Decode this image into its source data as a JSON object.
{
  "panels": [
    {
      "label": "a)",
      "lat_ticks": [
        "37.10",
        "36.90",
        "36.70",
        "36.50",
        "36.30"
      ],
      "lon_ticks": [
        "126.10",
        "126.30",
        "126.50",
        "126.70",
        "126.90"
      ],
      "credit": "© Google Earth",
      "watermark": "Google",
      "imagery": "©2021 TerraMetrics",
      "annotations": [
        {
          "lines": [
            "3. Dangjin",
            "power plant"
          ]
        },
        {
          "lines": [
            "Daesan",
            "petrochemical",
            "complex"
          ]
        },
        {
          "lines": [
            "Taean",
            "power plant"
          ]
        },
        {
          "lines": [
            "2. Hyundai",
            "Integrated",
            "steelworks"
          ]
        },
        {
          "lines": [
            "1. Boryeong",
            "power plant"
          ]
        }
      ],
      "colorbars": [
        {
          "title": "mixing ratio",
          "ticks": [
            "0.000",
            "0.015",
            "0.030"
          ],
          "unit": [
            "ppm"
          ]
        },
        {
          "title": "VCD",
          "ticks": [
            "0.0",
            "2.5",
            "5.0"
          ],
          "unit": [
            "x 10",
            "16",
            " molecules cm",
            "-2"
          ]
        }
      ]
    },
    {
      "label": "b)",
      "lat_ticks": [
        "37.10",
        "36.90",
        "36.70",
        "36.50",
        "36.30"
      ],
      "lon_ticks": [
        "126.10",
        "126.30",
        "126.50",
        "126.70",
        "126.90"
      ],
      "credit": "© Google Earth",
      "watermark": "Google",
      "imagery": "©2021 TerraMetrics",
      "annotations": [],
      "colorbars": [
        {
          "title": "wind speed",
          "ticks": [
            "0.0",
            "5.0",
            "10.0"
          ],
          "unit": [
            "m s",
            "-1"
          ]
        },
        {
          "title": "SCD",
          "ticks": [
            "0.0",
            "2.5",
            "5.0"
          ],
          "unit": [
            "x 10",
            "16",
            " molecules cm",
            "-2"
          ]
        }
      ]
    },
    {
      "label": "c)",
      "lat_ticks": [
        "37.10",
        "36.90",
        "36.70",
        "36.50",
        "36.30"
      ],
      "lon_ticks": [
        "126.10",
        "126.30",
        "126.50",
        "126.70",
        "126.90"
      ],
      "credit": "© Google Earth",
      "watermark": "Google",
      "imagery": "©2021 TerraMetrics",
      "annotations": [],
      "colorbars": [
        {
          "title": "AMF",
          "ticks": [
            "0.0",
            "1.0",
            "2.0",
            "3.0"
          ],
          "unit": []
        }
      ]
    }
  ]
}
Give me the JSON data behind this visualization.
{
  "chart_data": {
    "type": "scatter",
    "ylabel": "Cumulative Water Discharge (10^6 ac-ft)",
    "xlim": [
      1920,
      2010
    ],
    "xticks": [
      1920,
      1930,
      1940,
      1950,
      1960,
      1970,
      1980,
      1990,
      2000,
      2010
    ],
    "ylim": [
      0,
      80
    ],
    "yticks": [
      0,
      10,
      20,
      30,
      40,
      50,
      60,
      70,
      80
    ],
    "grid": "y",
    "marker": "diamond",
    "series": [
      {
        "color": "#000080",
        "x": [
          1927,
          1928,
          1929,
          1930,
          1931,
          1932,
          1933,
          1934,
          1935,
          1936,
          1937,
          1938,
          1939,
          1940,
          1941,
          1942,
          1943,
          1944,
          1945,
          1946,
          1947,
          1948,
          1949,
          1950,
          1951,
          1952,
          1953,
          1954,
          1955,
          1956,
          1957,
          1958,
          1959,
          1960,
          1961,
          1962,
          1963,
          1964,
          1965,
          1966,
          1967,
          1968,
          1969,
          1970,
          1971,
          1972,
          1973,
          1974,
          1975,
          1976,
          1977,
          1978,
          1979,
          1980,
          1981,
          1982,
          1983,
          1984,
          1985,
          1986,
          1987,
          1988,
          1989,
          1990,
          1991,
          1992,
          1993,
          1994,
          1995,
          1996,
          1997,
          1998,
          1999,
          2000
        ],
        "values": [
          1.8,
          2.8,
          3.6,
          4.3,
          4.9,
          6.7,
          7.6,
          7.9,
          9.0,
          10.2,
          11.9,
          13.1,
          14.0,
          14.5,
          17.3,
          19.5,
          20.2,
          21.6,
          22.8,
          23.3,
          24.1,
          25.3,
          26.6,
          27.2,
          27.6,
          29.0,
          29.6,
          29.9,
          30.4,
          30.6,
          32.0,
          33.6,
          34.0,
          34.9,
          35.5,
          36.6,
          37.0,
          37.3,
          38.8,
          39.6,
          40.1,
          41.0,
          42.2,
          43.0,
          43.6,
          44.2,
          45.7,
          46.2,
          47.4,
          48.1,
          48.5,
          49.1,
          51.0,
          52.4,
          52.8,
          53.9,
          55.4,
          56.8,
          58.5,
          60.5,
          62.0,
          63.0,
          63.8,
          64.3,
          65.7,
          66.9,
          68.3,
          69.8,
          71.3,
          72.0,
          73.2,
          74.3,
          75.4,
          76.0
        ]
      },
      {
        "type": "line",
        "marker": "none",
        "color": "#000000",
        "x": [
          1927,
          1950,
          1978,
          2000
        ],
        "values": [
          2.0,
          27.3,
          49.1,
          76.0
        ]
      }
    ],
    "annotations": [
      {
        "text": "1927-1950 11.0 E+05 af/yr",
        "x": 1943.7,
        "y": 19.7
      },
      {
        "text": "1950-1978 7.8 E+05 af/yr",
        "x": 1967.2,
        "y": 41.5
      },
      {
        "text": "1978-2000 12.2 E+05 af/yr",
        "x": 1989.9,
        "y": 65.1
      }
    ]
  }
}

═══

§ **Problem to work on**:
Reproduce all of the entries word for word.

§ **Exercise result**:
Decode this image into its source data as a JSON object.
{
  "panels": [
    {
      "label": "a)",
      "lat_ticks": [
        "37.10",
        "36.90",
        "36.70",
        "36.50",
        "36.30"
      ],
      "lon_ticks": [
        "126.10",
        "126.30",
        "126.50",
        "126.70",
        "126.90"
      ],
      "credit": "© Google Earth",
      "watermark": "Google",
      "imagery": "©2021 TerraMetrics",
      "annotations": [
        {
          "lines": [
            "3. Dangjin",
            "power plant"
          ]
        },
        {
          "lines": [
            "Daesan",
            "petrochemical",
            "complex"
          ]
        },
        {
          "lines": [
            "Taean",
            "power plant"
          ]
        },
        {
          "lines": [
            "2. Hyundai",
            "Integrated",
            "steelworks"
          ]
        },
        {
          "lines": [
            "1. Boryeong",
            "power plant"
          ]
        }
      ],
      "colorbars": [
        {
          "title": "mixing ratio",
          "ticks": [
            "0.000",
            "0.015",
            "0.030"
          ],
          "unit": [
            "ppm"
          ]
        },
        {
          "title": "VCD",
          "ticks": [
            "0.0",
            "2.5",
            "5.0"
          ],
          "unit": [
            "x 10",
            "16",
            " molecules cm",
            "-2"
          ]
        }
      ]
    },
    {
      "label": "b)",
      "lat_ticks": [
        "37.10",
        "36.90",
        "36.70",
        "36.50",
        "36.30"
      ],
      "lon_ticks": [
        "126.10",
        "126.30",
        "126.50",
        "126.70",
        "126.90"
      ],
      "credit": "© Google Earth",
      "watermark": "Google",
      "imagery": "©2021 TerraMetrics",
      "annotations": [],
      "colorbars": [
        {
          "title": "wind speed",
          "ticks": [
            "0.0",
            "5.0",
            "10.0"
          ],
          "unit": [
            "m s",
            "-1"
          ]
        },
        {
          "title": "SCD",
          "ticks": [
            "0.0",
            "2.5",
            "5.0"
          ],
          "unit": [
            "x 10",
            "16",
            " molecules cm",
            "-2"
          ]
        }
      ]
    },
    {
      "label": "c)",
      "lat_ticks": [
        "37.10",
        "36.90",
        "36.70",
        "36.50",
        "36.30"
      ],
      "lon_ticks": [
        "126.10",
        "126.30",
        "126.50",
        "126.70",
        "126.90"
      ],
      "credit": "© Google Earth",
      "watermark": "Google",
      "imagery": "©2021 TerraMetrics",
      "annotations": [],
      "colorbars": [
        {
          "title": "AMF",
          "ticks": [
            "0.0",
            "1.0",
            "2.0",
            "3.0"
          ],
          "unit": []
        }
      ]
    }
  ]
}
Give me the JSON data behind this visualization.
{
  "chart_data": {
    "type": "scatter",
    "ylabel": "Cumulative Water Discharge (10^6 ac-ft)",
    "xlim": [
      1920,
      2010
    ],
    "xticks": [
      1920,
      1930,
      1940,
      1950,
      1960,
      1970,
      1980,
      1990,
      2000,
      2010
    ],
    "ylim": [
      0,
      80
    ],
    "yticks": [
      0,
      10,
      20,
      30,
      40,
      50,
      60,
      70,
      80
    ],
    "grid": "y",
    "marker": "diamond",
    "series": [
      {
        "color": "#000080",
        "x": [
          1927,
          1928,
          1929,
          1930,
          1931,
          1932,
          1933,
          1934,
          1935,
          1936,
          1937,
          1938,
          1939,
          1940,
          1941,
          1942,
          1943,
          1944,
          1945,
          1946,
          1947,
          1948,
          1949,
          1950,
          1951,
          1952,
          1953,
          1954,
          1955,
          1956,
          1957,
          1958,
          1959,
          1960,
          1961,
          1962,
          1963,
          1964,
          1965,
          1966,
          1967,
          1968,
          1969,
          1970,
          1971,
          1972,
          1973,
          1974,
          1975,
          1976,
          1977,
          1978,
          1979,
          1980,
          1981,
          1982,
          1983,
          1984,
          1985,
          1986,
          1987,
          1988,
          1989,
          1990,
          1991,
          1992,
          1993,
          1994,
          1995,
          1996,
          1997,
          1998,
          1999,
          2000
        ],
        "values": [
          1.8,
          2.8,
          3.6,
          4.3,
          4.9,
          6.7,
          7.6,
          7.9,
          9.0,
          10.2,
          11.9,
          13.1,
          14.0,
          14.5,
          17.3,
          19.5,
          20.2,
          21.6,
          22.8,
          23.3,
          24.1,
          25.3,
          26.6,
          27.2,
          27.6,
          29.0,
          29.6,
          29.9,
          30.4,
          30.6,
          32.0,
          33.6,
          34.0,
          34.9,
          35.5,
          36.6,
          37.0,
          37.3,
          38.8,
          39.6,
          40.1,
          41.0,
          42.2,
          43.0,
          43.6,
          44.2,
          45.7,
          46.2,
          47.4,
          48.1,
          48.5,
          49.1,
          51.0,
          52.4,
          52.8,
          53.9,
          55.4,
          56.8,
          58.5,
          60.5,
          62.0,
          63.0,
          63.8,
          64.3,
          65.7,
          66.9,
          68.3,
          69.8,
          71.3,
          72.0,
          73.2,
          74.3,
          75.4,
          76.0
        ]
      },
      {
        "type": "line",
        "marker": "none",
        "color": "#000000",
        "x": [
          1927,
          1950,
          1978,
          2000
        ],
        "values": [
          2.0,
          27.3,
          49.1,
          76.0
        ]
      }
    ],
    "annotations": [
      {
        "text": "1927-1950 11.0 E+05 af/yr",
        "x": 1943.7,
        "y": 19.7
      },
      {
        "text": "1950-1978 7.8 E+05 af/yr",
        "x": 1967.2,
        "y": 41.5
      },
      {
        "text": "1978-2000 12.2 E+05 af/yr",
        "x": 1989.9,
        "y": 65.1
      }
    ]
  }
}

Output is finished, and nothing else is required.